Could you return the full listing, every line exactly as given?

=== Begin Enclosure ===

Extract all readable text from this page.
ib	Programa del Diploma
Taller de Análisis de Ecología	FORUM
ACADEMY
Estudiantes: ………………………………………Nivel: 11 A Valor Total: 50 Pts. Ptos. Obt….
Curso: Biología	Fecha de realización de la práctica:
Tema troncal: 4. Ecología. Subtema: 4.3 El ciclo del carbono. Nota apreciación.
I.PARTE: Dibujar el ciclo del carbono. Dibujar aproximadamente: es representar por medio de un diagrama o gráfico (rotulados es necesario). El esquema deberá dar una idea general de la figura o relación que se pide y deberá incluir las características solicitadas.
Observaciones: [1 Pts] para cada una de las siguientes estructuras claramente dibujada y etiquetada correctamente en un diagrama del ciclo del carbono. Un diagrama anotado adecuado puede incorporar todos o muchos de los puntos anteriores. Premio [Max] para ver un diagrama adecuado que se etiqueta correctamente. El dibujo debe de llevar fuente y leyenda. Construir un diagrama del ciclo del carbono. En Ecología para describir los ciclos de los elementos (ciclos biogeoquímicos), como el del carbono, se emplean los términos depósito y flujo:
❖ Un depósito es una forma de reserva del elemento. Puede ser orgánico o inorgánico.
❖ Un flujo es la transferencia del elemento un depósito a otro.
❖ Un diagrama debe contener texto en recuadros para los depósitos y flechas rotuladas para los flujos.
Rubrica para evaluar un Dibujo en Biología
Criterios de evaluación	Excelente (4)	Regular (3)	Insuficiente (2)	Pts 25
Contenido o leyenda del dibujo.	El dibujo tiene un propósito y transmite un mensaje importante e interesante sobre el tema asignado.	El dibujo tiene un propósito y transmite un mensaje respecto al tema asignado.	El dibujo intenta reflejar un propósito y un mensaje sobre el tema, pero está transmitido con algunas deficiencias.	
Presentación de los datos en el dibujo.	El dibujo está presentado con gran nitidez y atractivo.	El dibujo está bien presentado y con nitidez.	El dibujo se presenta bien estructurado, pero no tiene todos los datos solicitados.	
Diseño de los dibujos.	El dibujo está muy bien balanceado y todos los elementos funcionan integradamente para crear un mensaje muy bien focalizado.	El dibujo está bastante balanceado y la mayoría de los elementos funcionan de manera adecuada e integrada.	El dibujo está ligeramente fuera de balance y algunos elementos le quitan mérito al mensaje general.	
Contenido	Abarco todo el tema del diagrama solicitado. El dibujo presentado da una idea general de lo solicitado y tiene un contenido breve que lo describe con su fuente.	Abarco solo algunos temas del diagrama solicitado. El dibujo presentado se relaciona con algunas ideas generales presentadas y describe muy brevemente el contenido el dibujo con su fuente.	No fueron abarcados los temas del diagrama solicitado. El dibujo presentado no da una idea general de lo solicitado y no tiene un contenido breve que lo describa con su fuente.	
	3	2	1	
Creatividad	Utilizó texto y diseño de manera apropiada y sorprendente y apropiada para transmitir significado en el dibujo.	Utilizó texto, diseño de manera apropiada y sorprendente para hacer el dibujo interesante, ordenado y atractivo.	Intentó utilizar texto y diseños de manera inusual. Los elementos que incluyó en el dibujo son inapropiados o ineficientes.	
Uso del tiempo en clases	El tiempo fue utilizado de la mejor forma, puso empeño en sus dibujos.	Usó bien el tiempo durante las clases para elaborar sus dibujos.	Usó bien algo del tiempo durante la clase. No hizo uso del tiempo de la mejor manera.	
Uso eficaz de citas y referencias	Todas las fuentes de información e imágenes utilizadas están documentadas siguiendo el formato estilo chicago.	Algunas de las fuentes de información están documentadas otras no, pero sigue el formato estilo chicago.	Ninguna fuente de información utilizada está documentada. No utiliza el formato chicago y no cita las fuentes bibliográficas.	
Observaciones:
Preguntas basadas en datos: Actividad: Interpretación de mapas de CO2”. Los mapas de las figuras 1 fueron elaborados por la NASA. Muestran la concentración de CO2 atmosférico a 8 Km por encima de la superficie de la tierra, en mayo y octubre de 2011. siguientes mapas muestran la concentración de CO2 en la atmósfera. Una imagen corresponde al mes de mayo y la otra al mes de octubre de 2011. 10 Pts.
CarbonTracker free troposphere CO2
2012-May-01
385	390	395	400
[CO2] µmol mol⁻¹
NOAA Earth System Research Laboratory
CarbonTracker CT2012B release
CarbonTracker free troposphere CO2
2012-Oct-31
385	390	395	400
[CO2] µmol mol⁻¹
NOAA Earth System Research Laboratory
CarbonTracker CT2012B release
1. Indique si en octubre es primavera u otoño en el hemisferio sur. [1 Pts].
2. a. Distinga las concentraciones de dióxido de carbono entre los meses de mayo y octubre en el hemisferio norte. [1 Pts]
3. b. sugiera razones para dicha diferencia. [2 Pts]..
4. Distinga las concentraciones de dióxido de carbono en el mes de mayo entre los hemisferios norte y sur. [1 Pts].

=== End Enclosure ===

- [EXPECTED OUTPUT]
Extract all readable text from this page.
ib	Programa del Diploma
Taller de Análisis de Ecología	FORUM
ACADEMY
Estudiantes: ………………………………………Nivel: 11 A Valor Total: 50 Pts. Ptos. Obt….
Curso: Biología	Fecha de realización de la práctica:
Tema troncal: 4. Ecología. Subtema: 4.3 El ciclo del carbono. Nota apreciación.
I.PARTE: Dibujar el ciclo del carbono. Dibujar aproximadamente: es representar por medio de un diagrama o gráfico (rotulados es necesario). El esquema deberá dar una idea general de la figura o relación que se pide y deberá incluir las características solicitadas.
Observaciones: [1 Pts] para cada una de las siguientes estructuras claramente dibujada y etiquetada correctamente en un diagrama del ciclo del carbono. Un diagrama anotado adecuado puede incorporar todos o muchos de los puntos anteriores. Premio [Max] para ver un diagrama adecuado que se etiqueta correctamente. El dibujo debe de llevar fuente y leyenda. Construir un diagrama del ciclo del carbono. En Ecología para describir los ciclos de los elementos (ciclos biogeoquímicos), como el del carbono, se emplean los términos depósito y flujo:
❖ Un depósito es una forma de reserva del elemento. Puede ser orgánico o inorgánico.
❖ Un flujo es la transferencia del elemento un depósito a otro.
❖ Un diagrama debe contener texto en recuadros para los depósitos y flechas rotuladas para los flujos.
Rubrica para evaluar un Dibujo en Biología
Criterios de evaluación	Excelente (4)	Regular (3)	Insuficiente (2)	Pts 25
Contenido o leyenda del dibujo.	El dibujo tiene un propósito y transmite un mensaje importante e interesante sobre el tema asignado.	El dibujo tiene un propósito y transmite un mensaje respecto al tema asignado.	El dibujo intenta reflejar un propósito y un mensaje sobre el tema, pero está transmitido con algunas deficiencias.	
Presentación de los datos en el dibujo.	El dibujo está presentado con gran nitidez y atractivo.	El dibujo está bien presentado y con nitidez.	El dibujo se presenta bien estructurado, pero no tiene todos los datos solicitados.	
Diseño de los dibujos.	El dibujo está muy bien balanceado y todos los elementos funcionan integradamente para crear un mensaje muy bien focalizado.	El dibujo está bastante balanceado y la mayoría de los elementos funcionan de manera adecuada e integrada.	El dibujo está ligeramente fuera de balance y algunos elementos le quitan mérito al mensaje general.	
Contenido	Abarco todo el tema del diagrama solicitado. El dibujo presentado da una idea general de lo solicitado y tiene un contenido breve que lo describe con su fuente.	Abarco solo algunos temas del diagrama solicitado. El dibujo presentado se relaciona con algunas ideas generales presentadas y describe muy brevemente el contenido el dibujo con su fuente.	No fueron abarcados los temas del diagrama solicitado. El dibujo presentado no da una idea general de lo solicitado y no tiene un contenido breve que lo describa con su fuente.	
	3	2	1	
Creatividad	Utilizó texto y diseño de manera apropiada y sorprendente y apropiada para transmitir significado en el dibujo.	Utilizó texto, diseño de manera apropiada y sorprendente para hacer el dibujo interesante, ordenado y atractivo.	Intentó utilizar texto y diseños de manera inusual. Los elementos que incluyó en el dibujo son inapropiados o ineficientes.	
Uso del tiempo en clases	El tiempo fue utilizado de la mejor forma, puso empeño en sus dibujos.	Usó bien el tiempo durante las clases para elaborar sus dibujos.	Usó bien algo del tiempo durante la clase. No hizo uso del tiempo de la mejor manera.	
Uso eficaz de citas y referencias	Todas las fuentes de información e imágenes utilizadas están documentadas siguiendo el formato estilo chicago.	Algunas de las fuentes de información están documentadas otras no, pero sigue el formato estilo chicago.	Ninguna fuente de información utilizada está documentada. No utiliza el formato chicago y no cita las fuentes bibliográficas.	
Observaciones:
Preguntas basadas en datos: Actividad: Interpretación de mapas de CO2”. Los mapas de las figuras 1 fueron elaborados por la NASA. Muestran la concentración de CO2 atmosférico a 8 Km por encima de la superficie de la tierra, en mayo y octubre de 2011. siguientes mapas muestran la concentración de CO2 en la atmósfera. Una imagen corresponde al mes de mayo y la otra al mes de octubre de 2011. 10 Pts.
CarbonTracker free troposphere CO2
2012-May-01
385	390	395	400
[CO2] µmol mol⁻¹
NOAA Earth System Research Laboratory
CarbonTracker CT2012B release
CarbonTracker free troposphere CO2
2012-Oct-31
385	390	395	400
[CO2] µmol mol⁻¹
NOAA Earth System Research Laboratory
CarbonTracker CT2012B release
1. Indique si en octubre es primavera u otoño en el hemisferio sur. [1 Pts].
2. a. Distinga las concentraciones de dióxido de carbono entre los meses de mayo y octubre en el hemisferio norte. [1 Pts]
3. b. sugiera razones para dicha diferencia. [2 Pts]..
4. Distinga las concentraciones de dióxido de carbono en el mes de mayo entre los hemisferios norte y sur. [1 Pts].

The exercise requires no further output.